Data records
-=-=-=-=-

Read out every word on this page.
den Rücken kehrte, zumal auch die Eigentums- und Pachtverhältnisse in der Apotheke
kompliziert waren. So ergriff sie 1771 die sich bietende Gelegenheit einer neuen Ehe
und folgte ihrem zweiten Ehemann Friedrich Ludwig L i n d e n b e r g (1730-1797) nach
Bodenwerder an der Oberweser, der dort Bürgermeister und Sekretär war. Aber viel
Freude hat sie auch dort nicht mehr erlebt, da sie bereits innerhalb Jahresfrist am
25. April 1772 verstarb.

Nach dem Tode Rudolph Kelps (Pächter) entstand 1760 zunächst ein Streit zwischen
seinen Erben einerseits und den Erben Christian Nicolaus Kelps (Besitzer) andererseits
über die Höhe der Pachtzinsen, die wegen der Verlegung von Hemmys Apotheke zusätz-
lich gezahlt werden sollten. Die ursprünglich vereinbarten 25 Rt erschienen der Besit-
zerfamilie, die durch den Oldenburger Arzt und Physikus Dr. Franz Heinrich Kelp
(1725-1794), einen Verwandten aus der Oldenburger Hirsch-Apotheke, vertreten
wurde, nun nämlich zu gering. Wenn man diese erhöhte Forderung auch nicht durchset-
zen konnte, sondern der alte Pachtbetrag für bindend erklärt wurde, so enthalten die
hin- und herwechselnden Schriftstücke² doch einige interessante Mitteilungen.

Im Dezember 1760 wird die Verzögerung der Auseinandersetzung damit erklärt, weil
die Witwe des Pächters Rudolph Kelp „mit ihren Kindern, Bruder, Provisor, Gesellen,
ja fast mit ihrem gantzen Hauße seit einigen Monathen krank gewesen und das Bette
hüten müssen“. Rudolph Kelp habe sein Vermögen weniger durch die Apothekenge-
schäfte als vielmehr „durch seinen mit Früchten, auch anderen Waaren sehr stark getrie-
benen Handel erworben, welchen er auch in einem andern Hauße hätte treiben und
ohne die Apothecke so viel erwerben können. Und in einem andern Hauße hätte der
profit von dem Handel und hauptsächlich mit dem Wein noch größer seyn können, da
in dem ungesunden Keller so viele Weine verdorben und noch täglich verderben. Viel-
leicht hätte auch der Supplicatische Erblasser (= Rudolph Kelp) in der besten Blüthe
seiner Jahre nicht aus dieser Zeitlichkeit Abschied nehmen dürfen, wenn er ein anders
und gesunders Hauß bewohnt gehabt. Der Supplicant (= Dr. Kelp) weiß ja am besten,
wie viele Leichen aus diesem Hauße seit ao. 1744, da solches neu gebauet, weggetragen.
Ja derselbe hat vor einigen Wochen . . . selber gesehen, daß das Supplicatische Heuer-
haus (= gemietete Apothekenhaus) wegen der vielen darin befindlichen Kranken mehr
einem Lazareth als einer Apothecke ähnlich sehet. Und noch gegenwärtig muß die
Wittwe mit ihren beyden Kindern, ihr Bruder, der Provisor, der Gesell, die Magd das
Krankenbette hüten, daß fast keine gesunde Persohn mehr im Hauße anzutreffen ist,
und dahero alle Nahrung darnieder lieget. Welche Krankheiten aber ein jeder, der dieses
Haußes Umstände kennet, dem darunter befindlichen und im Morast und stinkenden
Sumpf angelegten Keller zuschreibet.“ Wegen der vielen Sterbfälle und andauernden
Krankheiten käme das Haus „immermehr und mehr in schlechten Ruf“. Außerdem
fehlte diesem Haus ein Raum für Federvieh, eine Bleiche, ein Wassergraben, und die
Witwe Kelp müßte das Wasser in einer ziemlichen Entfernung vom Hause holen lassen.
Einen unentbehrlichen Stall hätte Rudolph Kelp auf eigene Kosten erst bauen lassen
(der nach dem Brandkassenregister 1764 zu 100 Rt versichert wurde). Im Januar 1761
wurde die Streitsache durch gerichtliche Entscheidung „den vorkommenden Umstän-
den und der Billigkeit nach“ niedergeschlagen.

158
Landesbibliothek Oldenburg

-=-=-=-=-

TO BE DONE
Output the full listing without altering anything.

RESPONSE
Read out every word on this page.
den Rücken kehrte, zumal auch die Eigentums- und Pachtverhältnisse in der Apotheke
kompliziert waren. So ergriff sie 1771 die sich bietende Gelegenheit einer neuen Ehe
und folgte ihrem zweiten Ehemann Friedrich Ludwig L i n d e n b e r g (1730-1797) nach
Bodenwerder an der Oberweser, der dort Bürgermeister und Sekretär war. Aber viel
Freude hat sie auch dort nicht mehr erlebt, da sie bereits innerhalb Jahresfrist am
25. April 1772 verstarb.

Nach dem Tode Rudolph Kelps (Pächter) entstand 1760 zunächst ein Streit zwischen
seinen Erben einerseits und den Erben Christian Nicolaus Kelps (Besitzer) andererseits
über die Höhe der Pachtzinsen, die wegen der Verlegung von Hemmys Apotheke zusätz-
lich gezahlt werden sollten. Die ursprünglich vereinbarten 25 Rt erschienen der Besit-
zerfamilie, die durch den Oldenburger Arzt und Physikus Dr. Franz Heinrich Kelp
(1725-1794), einen Verwandten aus der Oldenburger Hirsch-Apotheke, vertreten
wurde, nun nämlich zu gering. Wenn man diese erhöhte Forderung auch nicht durchset-
zen konnte, sondern der alte Pachtbetrag für bindend erklärt wurde, so enthalten die
hin- und herwechselnden Schriftstücke² doch einige interessante Mitteilungen.

Im Dezember 1760 wird die Verzögerung der Auseinandersetzung damit erklärt, weil
die Witwe des Pächters Rudolph Kelp „mit ihren Kindern, Bruder, Provisor, Gesellen,
ja fast mit ihrem gantzen Hauße seit einigen Monathen krank gewesen und das Bette
hüten müssen“. Rudolph Kelp habe sein Vermögen weniger durch die Apothekenge-
schäfte als vielmehr „durch seinen mit Früchten, auch anderen Waaren sehr stark getrie-
benen Handel erworben, welchen er auch in einem andern Hauße hätte treiben und
ohne die Apothecke so viel erwerben können. Und in einem andern Hauße hätte der
profit von dem Handel und hauptsächlich mit dem Wein noch größer seyn können, da
in dem ungesunden Keller so viele Weine verdorben und noch täglich verderben. Viel-
leicht hätte auch der Supplicatische Erblasser (= Rudolph Kelp) in der besten Blüthe
seiner Jahre nicht aus dieser Zeitlichkeit Abschied nehmen dürfen, wenn er ein anders
und gesunders Hauß bewohnt gehabt. Der Supplicant (= Dr. Kelp) weiß ja am besten,
wie viele Leichen aus diesem Hauße seit ao. 1744, da solches neu gebauet, weggetragen.
Ja derselbe hat vor einigen Wochen . . . selber gesehen, daß das Supplicatische Heuer-
haus (= gemietete Apothekenhaus) wegen der vielen darin befindlichen Kranken mehr
einem Lazareth als einer Apothecke ähnlich sehet. Und noch gegenwärtig muß die
Wittwe mit ihren beyden Kindern, ihr Bruder, der Provisor, der Gesell, die Magd das
Krankenbette hüten, daß fast keine gesunde Persohn mehr im Hauße anzutreffen ist,
und dahero alle Nahrung darnieder lieget. Welche Krankheiten aber ein jeder, der dieses
Haußes Umstände kennet, dem darunter befindlichen und im Morast und stinkenden
Sumpf angelegten Keller zuschreibet.“ Wegen der vielen Sterbfälle und andauernden
Krankheiten käme das Haus „immermehr und mehr in schlechten Ruf“. Außerdem
fehlte diesem Haus ein Raum für Federvieh, eine Bleiche, ein Wassergraben, und die
Witwe Kelp müßte das Wasser in einer ziemlichen Entfernung vom Hause holen lassen.
Einen unentbehrlichen Stall hätte Rudolph Kelp auf eigene Kosten erst bauen lassen
(der nach dem Brandkassenregister 1764 zu 100 Rt versichert wurde). Im Januar 1761
wurde die Streitsache durch gerichtliche Entscheidung „den vorkommenden Umstän-
den und der Billigkeit nach“ niedergeschlagen.

158
Landesbibliothek Oldenburg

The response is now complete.